Available data ▸

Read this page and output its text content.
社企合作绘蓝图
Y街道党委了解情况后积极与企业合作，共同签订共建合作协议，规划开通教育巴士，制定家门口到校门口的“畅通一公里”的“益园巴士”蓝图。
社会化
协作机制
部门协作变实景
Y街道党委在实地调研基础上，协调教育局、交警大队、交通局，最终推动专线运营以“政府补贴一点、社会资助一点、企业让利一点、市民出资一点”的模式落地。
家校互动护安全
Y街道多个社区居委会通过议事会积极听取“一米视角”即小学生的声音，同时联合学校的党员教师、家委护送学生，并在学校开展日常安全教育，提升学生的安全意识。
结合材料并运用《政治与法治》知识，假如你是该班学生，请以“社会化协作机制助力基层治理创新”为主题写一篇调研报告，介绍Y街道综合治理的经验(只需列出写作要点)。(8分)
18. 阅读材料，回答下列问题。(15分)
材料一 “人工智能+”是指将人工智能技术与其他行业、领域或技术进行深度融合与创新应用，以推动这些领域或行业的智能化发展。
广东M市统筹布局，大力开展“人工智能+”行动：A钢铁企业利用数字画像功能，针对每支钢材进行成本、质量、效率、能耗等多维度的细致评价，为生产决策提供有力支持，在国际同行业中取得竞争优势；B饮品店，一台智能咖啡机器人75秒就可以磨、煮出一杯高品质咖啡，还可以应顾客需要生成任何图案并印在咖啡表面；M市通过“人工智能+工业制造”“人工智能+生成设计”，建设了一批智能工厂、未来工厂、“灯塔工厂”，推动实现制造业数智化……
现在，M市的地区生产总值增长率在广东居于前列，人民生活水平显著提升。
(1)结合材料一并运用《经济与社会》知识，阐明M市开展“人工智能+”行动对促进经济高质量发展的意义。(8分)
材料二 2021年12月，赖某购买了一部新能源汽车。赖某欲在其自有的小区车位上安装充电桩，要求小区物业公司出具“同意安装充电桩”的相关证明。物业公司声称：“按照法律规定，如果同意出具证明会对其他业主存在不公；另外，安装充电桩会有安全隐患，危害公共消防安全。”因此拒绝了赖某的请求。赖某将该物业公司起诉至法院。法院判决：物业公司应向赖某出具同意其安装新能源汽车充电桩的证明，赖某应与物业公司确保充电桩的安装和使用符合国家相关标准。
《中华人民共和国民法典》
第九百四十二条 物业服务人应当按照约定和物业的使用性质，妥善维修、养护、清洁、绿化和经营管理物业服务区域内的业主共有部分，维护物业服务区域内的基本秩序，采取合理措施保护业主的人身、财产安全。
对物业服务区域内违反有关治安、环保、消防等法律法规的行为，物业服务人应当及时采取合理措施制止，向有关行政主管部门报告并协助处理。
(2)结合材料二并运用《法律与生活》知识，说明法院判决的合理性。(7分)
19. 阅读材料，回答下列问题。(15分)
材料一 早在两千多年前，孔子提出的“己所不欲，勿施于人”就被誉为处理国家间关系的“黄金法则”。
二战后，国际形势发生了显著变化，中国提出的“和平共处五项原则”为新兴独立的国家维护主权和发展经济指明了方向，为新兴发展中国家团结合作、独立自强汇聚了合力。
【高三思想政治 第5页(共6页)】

What you need to do ▸ Where a line holds "回答下列问题", copy that line.

Full output ▸
18. 阅读材料，回答下列问题。(15分)
19. 阅读材料，回答下列问题。(15分)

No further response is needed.